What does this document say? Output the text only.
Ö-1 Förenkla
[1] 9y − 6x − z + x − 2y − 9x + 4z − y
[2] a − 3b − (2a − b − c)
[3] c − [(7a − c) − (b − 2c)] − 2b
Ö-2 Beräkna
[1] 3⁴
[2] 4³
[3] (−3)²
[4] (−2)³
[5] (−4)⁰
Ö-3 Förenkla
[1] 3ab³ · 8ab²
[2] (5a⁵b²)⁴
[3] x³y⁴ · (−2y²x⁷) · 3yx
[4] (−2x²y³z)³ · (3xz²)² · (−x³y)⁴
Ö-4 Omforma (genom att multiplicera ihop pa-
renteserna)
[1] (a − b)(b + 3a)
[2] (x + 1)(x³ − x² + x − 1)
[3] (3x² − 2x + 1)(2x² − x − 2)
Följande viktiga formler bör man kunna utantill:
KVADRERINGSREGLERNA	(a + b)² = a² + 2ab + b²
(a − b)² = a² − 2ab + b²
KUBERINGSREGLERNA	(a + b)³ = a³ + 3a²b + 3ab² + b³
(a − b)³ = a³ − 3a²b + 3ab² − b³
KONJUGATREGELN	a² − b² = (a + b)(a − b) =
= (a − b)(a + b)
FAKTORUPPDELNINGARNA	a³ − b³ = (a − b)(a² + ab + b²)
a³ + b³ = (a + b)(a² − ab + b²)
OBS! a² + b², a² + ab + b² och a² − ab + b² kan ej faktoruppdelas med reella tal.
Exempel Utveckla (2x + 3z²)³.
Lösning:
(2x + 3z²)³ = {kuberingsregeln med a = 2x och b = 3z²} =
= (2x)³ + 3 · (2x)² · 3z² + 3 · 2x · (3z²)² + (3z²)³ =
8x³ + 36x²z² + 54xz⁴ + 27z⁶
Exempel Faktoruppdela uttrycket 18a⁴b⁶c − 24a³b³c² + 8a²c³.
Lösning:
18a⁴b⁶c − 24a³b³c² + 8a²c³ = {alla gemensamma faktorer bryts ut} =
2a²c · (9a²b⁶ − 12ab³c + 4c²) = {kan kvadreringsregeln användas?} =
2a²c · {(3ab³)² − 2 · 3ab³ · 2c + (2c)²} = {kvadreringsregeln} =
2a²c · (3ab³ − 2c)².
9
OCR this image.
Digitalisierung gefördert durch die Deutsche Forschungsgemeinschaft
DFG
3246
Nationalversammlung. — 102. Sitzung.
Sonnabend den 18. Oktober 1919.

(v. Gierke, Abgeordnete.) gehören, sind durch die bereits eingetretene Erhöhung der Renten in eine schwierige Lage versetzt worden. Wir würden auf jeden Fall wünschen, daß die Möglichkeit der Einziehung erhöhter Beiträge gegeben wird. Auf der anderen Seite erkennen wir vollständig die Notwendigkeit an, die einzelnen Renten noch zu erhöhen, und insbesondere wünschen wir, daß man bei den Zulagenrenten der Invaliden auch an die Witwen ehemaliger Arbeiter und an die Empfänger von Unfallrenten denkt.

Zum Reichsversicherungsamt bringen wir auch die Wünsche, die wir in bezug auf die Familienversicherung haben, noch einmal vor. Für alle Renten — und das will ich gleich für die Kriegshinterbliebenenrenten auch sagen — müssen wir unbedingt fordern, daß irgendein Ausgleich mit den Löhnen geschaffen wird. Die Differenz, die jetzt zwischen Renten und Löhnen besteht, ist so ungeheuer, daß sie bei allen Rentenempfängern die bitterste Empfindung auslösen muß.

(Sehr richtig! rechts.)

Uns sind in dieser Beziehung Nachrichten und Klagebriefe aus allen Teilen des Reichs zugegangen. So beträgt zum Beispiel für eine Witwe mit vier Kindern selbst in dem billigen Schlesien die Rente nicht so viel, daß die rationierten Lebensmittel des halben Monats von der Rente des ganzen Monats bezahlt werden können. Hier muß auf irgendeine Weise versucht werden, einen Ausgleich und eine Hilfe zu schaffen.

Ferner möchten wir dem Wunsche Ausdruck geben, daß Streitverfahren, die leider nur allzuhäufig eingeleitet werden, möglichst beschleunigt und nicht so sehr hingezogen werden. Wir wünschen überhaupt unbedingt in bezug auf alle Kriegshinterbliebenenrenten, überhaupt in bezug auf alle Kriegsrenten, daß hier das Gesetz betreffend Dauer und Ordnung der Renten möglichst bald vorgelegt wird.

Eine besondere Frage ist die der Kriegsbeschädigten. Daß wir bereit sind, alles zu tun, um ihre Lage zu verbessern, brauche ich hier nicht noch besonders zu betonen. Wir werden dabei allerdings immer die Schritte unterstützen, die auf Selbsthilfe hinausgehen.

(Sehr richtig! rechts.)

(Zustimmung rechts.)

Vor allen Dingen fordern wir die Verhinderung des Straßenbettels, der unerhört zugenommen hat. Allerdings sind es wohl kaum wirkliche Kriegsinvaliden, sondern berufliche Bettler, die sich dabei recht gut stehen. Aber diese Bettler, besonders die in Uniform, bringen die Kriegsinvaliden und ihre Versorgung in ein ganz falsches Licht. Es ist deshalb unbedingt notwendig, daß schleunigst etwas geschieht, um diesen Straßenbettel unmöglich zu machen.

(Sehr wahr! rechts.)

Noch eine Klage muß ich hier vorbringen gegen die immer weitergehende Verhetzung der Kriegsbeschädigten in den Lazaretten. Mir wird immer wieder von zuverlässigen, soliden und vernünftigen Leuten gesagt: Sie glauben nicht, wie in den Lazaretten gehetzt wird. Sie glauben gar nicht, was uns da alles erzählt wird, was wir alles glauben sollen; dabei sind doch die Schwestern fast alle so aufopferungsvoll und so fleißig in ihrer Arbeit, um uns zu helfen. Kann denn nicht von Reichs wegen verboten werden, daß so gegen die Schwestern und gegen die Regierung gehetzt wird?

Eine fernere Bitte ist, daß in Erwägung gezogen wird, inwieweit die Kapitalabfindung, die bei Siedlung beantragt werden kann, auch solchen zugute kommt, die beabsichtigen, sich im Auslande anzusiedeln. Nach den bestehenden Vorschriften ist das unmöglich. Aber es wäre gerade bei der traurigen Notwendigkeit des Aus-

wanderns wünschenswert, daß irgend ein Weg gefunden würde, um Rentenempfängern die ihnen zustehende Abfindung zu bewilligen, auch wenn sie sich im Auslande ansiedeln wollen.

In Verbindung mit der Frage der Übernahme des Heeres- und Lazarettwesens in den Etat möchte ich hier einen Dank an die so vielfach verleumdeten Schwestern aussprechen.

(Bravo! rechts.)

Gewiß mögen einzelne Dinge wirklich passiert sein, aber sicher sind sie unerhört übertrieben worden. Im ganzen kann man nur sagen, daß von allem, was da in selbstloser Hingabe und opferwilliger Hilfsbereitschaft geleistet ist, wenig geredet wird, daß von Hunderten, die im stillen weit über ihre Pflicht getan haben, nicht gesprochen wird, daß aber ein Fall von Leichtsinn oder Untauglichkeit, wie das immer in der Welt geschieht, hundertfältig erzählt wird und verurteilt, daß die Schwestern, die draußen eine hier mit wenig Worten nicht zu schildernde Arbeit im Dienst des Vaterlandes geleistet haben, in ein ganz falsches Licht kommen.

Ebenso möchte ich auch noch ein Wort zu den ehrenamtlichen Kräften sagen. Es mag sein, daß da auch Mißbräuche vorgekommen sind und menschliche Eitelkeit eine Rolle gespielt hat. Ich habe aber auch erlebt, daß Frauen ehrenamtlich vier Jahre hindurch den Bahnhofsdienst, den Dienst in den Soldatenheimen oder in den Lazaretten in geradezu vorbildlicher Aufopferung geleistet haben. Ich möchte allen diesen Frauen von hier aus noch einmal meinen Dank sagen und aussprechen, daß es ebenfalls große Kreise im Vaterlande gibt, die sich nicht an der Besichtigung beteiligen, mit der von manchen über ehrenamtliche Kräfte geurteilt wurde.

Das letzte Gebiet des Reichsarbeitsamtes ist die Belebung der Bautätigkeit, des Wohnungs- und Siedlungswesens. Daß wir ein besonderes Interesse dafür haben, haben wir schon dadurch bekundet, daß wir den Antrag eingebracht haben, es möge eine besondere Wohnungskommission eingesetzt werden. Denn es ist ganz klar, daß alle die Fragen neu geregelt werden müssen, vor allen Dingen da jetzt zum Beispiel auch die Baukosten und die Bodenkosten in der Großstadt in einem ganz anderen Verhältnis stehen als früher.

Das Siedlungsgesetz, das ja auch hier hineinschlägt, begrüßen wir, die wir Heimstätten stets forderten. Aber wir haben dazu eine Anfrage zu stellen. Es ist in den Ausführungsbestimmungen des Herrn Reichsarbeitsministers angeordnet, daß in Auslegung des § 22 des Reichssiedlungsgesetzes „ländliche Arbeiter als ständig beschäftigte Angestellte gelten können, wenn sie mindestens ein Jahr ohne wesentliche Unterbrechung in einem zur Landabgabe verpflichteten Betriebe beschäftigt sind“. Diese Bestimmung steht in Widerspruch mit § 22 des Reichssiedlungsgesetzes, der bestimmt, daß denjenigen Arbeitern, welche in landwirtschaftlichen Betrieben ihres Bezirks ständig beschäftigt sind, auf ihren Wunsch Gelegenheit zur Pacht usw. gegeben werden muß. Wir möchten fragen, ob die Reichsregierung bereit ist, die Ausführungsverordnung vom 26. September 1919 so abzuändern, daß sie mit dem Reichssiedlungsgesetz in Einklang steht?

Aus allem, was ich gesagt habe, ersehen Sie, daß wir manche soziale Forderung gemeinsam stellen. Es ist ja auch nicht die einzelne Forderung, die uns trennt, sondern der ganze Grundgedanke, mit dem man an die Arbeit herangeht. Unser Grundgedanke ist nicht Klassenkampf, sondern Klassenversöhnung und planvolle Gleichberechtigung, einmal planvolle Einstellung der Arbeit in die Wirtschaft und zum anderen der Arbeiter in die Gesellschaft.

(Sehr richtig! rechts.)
++++++++++
WHAT THIS TASK INVOLVES
What lines in the listing include the string "alles"? Copy them out.

OUTPUT
Eine besondere Frage ist die der Kriegsbeschädigten. Daß wir bereit sind, alles zu tun, um ihre Lage zu verbessern, brauche ich hier nicht noch besonders zu betonen. Wir werden dabei allerdings immer die Schritte unterstützen, die auf Selbsthilfe hinausgehen.
Noch eine Klage muß ich hier vorbringen gegen die immer weitergehende Verhetzung der Kriegsbeschädigten in den Lazaretten. Mir wird immer wieder von zuverlässigen, soliden und vernünftigen Leuten gesagt: Sie glauben nicht, wie in den Lazaretten gehetzt wird. Sie glauben gar nicht, was uns da alles erzählt wird, was wir alles glauben sollen; dabei sind doch die Schwestern fast alle so aufopferungsvoll und so fleißig in ihrer Arbeit, um uns zu helfen. Kann denn nicht von Reichs wegen verboten werden, daß so gegen die Schwestern und gegen die Regierung gehetzt wird?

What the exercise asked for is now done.